══ Records for processing ══
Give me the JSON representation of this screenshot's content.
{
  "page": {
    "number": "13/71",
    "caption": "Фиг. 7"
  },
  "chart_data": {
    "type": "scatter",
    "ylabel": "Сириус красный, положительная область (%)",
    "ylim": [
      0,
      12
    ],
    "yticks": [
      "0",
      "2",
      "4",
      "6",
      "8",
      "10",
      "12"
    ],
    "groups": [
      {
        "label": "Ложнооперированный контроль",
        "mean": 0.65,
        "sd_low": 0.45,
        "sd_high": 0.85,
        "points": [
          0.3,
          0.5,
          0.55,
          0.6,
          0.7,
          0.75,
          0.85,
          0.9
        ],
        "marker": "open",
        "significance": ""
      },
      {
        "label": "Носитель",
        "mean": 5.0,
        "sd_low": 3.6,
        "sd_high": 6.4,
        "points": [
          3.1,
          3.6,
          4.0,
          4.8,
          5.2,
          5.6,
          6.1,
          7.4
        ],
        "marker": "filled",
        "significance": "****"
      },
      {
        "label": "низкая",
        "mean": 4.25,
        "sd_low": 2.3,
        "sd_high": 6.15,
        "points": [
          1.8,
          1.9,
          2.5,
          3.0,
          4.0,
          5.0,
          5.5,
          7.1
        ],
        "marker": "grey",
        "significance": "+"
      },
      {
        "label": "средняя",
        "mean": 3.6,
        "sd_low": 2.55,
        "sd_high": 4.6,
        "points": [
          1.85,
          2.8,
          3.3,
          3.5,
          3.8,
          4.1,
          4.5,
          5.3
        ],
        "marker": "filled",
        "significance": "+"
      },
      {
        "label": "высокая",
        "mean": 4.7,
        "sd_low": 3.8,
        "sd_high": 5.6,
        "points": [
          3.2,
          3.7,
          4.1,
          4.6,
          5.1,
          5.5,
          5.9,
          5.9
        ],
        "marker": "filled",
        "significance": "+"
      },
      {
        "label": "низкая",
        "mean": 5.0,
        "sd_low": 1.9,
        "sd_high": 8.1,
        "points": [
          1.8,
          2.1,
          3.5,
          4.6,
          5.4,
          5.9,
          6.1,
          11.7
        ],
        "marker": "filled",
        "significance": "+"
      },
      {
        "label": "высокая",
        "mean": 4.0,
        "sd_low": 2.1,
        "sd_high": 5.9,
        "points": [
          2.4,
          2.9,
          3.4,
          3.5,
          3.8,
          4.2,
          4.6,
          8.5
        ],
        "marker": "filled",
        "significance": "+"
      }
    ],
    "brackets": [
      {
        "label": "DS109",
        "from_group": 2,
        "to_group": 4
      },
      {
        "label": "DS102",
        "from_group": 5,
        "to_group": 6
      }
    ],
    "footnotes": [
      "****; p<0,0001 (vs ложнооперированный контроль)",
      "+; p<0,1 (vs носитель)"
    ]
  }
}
═══
# Stated task:
Gather all lines with the string "mean" from the data.

# The answer:
        "mean": 0.65,
        "mean": 5.0,
        "mean": 4.25,
        "mean": 3.6,
        "mean": 4.7,
        "mean": 5.0,
        "mean": 4.0,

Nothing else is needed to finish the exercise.